======== Task inputs

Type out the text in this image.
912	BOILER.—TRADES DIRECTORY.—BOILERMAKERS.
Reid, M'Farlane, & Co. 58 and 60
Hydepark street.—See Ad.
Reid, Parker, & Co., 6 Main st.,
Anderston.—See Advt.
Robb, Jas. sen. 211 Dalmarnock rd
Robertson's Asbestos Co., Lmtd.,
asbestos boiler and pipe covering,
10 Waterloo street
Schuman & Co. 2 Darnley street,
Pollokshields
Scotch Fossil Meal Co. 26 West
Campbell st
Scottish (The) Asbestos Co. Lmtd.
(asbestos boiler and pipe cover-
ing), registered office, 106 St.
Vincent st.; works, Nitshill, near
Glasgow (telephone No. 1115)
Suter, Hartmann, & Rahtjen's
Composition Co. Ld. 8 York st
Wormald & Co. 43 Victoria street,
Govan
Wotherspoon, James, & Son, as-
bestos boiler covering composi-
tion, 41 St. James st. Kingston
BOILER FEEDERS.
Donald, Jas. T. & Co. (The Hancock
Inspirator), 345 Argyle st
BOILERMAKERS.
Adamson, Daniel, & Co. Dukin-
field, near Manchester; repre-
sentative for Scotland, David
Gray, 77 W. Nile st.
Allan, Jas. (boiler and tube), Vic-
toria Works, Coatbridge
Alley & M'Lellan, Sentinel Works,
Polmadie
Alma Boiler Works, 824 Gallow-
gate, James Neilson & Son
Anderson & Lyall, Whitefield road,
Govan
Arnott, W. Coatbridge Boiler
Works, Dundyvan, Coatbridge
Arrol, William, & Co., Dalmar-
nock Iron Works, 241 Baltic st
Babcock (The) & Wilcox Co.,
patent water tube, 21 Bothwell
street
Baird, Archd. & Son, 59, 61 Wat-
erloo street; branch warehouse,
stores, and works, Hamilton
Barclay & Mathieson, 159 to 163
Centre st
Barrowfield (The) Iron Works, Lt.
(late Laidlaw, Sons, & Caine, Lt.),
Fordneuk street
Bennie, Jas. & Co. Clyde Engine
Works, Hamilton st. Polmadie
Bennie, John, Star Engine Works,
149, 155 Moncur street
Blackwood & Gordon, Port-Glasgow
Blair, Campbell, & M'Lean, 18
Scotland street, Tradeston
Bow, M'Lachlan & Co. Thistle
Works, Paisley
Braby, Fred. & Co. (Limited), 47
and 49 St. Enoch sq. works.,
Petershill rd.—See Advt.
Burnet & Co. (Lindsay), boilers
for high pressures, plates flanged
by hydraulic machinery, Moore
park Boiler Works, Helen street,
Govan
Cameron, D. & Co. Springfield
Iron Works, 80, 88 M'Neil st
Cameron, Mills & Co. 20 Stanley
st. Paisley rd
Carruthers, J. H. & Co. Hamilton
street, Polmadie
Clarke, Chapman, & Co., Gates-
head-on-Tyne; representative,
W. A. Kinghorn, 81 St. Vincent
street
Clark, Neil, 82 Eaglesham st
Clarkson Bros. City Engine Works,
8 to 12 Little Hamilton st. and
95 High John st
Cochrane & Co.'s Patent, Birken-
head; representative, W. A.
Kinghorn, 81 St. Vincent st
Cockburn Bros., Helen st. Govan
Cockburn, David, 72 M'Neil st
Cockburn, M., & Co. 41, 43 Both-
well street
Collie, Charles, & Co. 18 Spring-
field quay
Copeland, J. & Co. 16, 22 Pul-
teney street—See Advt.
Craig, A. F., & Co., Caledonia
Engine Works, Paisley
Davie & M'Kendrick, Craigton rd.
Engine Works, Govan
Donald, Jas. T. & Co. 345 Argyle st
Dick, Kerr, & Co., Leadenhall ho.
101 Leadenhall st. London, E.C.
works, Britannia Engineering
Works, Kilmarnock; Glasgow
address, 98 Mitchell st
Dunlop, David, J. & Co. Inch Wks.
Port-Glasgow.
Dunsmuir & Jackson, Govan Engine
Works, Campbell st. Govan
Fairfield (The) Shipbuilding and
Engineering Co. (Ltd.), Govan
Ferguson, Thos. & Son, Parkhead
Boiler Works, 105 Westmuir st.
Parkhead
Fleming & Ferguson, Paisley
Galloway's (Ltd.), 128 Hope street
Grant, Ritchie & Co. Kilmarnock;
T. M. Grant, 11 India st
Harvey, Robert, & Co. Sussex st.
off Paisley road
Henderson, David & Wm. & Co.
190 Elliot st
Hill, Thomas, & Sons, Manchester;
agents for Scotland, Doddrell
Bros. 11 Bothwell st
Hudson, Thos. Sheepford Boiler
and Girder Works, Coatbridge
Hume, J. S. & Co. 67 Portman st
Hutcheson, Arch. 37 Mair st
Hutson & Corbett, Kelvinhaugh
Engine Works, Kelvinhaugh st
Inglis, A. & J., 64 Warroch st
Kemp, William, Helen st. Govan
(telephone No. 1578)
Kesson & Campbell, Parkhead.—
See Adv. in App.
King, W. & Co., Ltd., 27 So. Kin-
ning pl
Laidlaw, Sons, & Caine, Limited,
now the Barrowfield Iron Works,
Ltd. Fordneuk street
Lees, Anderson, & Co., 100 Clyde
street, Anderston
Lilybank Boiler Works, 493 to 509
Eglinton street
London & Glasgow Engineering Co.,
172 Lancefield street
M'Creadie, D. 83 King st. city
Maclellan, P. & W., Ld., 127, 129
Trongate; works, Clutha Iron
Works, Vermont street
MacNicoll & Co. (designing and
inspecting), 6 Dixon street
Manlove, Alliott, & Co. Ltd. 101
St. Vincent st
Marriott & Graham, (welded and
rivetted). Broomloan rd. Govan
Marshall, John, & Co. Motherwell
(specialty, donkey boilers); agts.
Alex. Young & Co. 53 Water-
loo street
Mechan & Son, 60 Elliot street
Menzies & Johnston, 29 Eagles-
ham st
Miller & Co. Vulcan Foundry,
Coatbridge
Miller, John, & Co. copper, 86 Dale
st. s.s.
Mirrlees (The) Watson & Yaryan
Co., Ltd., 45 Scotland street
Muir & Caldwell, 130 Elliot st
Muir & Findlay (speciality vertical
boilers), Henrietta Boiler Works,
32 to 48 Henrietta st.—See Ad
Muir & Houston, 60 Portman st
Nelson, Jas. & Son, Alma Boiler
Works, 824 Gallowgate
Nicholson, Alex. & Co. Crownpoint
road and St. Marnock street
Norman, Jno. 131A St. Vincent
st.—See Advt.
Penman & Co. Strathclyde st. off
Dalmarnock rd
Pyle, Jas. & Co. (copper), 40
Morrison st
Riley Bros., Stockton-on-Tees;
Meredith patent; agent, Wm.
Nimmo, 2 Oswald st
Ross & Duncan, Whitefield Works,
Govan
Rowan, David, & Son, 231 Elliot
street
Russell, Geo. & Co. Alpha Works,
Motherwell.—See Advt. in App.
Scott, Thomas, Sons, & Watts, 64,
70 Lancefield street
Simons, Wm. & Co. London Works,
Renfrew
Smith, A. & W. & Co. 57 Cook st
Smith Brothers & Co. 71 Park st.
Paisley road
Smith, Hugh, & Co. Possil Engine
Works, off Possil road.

================

What you will do: Select the lines that carry the string "Reid" and copy them.

Correct output:
Reid, M'Farlane, & Co. 58 and 60
Reid, Parker, & Co., 6 Main st.,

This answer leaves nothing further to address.